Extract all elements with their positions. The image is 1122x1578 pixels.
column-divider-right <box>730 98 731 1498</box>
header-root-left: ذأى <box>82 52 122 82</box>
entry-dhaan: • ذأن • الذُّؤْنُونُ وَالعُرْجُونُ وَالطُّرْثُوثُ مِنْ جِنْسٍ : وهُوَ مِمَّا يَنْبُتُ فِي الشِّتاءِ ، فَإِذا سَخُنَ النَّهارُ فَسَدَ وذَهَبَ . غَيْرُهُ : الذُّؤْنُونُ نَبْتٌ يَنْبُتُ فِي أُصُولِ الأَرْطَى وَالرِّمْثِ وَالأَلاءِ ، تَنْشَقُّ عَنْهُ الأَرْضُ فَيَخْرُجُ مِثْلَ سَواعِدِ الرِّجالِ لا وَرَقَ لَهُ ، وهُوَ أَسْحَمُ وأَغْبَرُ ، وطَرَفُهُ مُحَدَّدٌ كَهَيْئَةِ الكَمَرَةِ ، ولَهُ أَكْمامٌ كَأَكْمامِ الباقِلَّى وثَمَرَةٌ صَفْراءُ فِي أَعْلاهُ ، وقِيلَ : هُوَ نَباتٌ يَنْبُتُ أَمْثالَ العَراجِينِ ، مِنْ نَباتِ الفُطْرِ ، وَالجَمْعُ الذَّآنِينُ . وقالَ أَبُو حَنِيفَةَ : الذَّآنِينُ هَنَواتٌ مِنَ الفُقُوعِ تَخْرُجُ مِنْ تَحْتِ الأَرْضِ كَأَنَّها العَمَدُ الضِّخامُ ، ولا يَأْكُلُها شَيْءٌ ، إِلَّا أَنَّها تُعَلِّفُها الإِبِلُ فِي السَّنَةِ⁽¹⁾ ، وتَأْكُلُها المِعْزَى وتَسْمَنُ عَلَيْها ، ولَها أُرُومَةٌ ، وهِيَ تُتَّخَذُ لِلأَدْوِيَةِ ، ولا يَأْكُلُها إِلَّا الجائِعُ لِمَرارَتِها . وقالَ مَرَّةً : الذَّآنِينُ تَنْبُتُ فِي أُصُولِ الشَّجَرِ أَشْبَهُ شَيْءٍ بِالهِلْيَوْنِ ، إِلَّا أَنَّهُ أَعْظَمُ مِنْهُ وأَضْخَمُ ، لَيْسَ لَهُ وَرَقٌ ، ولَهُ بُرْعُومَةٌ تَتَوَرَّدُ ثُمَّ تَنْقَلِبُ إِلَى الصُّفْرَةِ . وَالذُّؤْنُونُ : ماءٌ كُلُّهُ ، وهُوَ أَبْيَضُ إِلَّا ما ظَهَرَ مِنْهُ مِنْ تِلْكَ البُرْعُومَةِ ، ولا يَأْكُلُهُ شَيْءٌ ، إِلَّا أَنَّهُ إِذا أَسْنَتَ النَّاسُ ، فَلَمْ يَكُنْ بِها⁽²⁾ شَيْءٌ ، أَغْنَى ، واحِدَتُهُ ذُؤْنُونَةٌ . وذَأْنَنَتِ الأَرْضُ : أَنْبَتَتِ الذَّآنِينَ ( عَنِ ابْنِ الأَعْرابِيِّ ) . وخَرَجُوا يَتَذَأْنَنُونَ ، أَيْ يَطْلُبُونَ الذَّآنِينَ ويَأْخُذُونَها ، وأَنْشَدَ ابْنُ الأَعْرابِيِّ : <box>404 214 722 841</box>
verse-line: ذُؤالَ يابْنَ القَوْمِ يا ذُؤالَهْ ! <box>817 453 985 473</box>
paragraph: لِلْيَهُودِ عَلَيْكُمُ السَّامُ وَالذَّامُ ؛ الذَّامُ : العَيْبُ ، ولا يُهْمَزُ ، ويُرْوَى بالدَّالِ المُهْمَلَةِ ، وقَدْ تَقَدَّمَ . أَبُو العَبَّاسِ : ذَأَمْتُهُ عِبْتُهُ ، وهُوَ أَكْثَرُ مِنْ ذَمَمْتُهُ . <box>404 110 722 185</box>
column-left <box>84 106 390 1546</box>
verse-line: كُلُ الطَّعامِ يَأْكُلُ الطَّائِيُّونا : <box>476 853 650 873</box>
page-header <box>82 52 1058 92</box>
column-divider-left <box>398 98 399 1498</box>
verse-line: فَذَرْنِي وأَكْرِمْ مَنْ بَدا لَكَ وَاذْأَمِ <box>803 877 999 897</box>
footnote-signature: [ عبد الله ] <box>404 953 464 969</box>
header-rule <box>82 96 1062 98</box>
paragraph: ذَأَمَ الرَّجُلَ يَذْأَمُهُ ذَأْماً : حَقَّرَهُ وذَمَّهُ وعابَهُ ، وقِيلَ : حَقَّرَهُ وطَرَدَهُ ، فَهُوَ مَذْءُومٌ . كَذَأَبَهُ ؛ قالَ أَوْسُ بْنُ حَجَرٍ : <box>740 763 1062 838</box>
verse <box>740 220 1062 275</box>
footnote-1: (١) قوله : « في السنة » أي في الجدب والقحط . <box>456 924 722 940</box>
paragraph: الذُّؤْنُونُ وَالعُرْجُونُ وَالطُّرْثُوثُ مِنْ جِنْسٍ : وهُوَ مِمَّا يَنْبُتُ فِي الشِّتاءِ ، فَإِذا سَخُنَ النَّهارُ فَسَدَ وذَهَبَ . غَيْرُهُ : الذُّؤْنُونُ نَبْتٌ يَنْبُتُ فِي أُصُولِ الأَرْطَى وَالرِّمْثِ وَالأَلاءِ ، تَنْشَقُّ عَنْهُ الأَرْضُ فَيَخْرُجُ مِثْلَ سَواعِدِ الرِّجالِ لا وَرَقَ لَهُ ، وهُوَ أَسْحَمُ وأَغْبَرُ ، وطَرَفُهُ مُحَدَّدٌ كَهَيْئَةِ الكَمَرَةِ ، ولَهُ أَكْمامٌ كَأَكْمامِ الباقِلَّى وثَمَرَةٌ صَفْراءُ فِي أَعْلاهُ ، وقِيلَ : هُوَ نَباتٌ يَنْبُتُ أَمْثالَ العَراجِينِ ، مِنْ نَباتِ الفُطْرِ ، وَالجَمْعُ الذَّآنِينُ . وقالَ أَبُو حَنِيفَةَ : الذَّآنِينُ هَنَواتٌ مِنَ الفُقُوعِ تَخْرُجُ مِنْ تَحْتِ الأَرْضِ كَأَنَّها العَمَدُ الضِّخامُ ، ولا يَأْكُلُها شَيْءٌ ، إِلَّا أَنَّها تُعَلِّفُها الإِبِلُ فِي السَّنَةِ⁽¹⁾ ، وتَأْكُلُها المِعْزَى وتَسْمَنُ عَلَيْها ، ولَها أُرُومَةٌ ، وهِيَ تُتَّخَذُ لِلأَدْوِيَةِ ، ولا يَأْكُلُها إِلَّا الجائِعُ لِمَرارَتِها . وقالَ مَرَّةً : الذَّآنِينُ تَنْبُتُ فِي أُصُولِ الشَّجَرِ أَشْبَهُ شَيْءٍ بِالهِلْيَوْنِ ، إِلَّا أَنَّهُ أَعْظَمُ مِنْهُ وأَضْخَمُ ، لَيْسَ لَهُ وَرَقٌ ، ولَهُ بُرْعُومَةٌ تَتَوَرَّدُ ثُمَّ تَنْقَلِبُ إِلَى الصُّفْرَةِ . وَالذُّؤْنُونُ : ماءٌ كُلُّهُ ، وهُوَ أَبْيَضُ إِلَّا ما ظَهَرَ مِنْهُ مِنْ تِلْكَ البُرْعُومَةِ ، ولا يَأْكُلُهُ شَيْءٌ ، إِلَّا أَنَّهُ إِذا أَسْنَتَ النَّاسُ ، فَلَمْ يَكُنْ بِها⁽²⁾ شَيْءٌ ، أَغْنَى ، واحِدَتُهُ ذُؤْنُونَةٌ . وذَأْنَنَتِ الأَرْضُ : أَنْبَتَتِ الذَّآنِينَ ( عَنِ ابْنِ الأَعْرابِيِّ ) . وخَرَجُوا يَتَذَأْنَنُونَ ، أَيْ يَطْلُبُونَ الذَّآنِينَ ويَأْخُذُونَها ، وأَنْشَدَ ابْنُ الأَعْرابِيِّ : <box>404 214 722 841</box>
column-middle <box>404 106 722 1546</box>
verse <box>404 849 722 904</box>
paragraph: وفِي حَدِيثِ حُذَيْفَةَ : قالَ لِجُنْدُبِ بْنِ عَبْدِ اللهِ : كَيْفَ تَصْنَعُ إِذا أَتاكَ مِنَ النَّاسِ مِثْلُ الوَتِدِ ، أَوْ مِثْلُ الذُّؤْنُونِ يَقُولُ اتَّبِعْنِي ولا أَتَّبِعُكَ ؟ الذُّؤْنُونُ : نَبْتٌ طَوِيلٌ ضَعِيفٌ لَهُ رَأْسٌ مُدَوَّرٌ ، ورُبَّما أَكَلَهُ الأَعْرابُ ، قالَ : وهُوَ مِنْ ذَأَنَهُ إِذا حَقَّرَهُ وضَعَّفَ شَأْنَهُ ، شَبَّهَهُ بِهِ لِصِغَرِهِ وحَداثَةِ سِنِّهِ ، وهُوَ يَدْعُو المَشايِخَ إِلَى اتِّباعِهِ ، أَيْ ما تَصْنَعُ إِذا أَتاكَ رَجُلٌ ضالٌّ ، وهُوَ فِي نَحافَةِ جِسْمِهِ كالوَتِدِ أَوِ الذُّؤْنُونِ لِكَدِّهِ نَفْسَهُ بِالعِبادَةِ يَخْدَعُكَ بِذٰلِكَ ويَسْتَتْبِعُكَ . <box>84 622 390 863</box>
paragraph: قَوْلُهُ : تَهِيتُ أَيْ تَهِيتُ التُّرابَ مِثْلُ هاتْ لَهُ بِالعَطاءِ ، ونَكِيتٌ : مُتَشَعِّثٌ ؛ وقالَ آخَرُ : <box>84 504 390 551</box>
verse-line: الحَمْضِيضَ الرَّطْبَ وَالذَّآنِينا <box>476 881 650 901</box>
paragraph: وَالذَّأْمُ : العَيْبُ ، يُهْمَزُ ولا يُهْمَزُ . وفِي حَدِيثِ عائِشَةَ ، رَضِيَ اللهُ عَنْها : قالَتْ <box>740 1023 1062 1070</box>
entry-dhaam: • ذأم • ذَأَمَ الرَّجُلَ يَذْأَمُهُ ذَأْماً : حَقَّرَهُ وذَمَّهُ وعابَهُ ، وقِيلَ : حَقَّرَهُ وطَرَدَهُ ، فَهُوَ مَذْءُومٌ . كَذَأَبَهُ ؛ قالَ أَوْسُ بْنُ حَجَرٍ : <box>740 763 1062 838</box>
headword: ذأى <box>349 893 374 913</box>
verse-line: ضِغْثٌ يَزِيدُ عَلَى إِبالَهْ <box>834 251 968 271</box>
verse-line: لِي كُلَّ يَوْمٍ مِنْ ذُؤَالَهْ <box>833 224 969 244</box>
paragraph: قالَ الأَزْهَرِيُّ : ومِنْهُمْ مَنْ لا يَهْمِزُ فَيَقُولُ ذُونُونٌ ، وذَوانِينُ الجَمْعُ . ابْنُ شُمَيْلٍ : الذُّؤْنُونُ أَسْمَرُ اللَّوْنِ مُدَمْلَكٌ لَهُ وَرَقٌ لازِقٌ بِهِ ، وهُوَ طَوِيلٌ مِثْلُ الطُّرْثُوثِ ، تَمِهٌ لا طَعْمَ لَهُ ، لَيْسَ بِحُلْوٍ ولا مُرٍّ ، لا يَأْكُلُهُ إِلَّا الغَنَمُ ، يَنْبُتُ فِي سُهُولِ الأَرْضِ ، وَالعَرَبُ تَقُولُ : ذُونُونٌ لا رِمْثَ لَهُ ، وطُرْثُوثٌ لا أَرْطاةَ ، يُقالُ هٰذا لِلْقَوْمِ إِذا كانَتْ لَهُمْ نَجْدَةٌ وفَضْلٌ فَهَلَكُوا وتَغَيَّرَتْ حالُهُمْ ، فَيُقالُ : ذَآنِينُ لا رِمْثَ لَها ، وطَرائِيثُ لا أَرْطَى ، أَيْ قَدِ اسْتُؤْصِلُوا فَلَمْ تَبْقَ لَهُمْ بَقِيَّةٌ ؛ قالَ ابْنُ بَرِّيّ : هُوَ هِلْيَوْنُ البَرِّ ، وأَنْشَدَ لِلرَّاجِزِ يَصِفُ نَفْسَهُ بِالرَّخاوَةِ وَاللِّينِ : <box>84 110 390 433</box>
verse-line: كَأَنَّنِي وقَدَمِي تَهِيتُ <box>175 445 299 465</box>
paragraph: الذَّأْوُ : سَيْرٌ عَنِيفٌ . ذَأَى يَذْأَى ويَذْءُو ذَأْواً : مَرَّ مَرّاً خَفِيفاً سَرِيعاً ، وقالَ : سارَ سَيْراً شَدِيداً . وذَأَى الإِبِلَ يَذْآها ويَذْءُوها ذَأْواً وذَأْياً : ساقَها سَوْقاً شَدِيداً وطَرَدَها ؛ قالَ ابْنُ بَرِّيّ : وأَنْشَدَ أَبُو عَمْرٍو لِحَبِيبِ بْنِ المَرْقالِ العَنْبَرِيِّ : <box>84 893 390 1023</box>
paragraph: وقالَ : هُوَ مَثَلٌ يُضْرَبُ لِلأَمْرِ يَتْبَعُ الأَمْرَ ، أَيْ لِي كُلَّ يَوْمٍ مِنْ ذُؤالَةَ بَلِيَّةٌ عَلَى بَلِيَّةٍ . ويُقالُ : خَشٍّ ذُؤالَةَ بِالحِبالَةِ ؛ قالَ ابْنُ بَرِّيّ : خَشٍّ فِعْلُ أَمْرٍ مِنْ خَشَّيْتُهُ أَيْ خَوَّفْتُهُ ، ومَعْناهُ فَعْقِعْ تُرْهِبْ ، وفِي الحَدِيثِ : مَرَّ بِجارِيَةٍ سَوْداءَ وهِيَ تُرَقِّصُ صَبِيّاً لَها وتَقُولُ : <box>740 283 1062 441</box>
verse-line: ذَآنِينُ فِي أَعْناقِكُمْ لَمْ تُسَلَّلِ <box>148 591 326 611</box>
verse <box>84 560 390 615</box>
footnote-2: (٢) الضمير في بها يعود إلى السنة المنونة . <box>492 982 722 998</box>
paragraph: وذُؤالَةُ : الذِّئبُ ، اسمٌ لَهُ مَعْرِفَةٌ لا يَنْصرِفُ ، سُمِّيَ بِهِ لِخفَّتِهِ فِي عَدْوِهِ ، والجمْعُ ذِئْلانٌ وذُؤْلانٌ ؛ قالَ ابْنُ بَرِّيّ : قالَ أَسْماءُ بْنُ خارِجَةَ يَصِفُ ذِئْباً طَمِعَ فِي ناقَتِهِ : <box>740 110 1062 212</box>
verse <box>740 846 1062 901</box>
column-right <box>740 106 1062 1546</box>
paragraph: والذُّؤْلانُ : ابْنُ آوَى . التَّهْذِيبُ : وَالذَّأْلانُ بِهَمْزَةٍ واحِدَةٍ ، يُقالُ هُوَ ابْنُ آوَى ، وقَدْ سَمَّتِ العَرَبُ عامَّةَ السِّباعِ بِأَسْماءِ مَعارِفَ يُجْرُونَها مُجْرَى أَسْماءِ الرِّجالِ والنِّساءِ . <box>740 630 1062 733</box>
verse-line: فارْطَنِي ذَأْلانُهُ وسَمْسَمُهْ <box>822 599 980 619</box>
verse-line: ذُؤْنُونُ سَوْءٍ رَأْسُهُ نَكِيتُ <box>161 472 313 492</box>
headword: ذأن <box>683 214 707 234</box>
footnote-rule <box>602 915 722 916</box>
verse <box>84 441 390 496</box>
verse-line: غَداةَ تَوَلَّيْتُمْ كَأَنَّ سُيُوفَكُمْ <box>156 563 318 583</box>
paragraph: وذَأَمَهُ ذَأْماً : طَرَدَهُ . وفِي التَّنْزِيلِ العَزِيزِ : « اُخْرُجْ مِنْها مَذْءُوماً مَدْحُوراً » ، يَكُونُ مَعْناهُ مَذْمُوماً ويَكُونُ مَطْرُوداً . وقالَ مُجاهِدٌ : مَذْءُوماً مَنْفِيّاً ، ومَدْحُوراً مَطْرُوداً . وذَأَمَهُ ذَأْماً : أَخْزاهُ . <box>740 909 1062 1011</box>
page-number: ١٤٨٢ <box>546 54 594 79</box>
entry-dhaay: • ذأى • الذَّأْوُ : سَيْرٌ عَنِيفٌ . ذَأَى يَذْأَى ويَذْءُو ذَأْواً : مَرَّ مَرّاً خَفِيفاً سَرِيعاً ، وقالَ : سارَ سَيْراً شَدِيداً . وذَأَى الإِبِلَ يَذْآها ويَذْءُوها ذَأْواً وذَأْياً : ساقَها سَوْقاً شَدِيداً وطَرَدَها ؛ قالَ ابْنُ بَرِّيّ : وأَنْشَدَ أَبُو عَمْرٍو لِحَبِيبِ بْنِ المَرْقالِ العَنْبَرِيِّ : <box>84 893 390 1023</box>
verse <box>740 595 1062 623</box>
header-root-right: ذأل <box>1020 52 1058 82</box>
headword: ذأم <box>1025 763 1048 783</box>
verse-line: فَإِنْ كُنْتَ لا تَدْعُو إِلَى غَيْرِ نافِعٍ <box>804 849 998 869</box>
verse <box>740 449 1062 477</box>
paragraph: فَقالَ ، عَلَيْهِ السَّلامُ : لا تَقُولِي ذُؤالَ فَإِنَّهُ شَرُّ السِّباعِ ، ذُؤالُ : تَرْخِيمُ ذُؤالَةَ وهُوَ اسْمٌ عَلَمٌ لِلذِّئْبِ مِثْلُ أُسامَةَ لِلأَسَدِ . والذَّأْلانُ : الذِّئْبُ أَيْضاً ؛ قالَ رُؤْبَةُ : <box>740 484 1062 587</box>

◆ **INSTRUCTIONS FOR THE TASK**
Copy the material word for word, from its first line through the line containing "header-root-left: ذأى <box>82 52 122 82</box>", with both of those lines included.

◆ **SOLUTION TO THIS PROBLEM**
Extract all elements with their positions. The image is 1122x1578 pixels.
column-divider-right <box>730 98 731 1498</box>
header-root-left: ذأى <box>82 52 122 82</box>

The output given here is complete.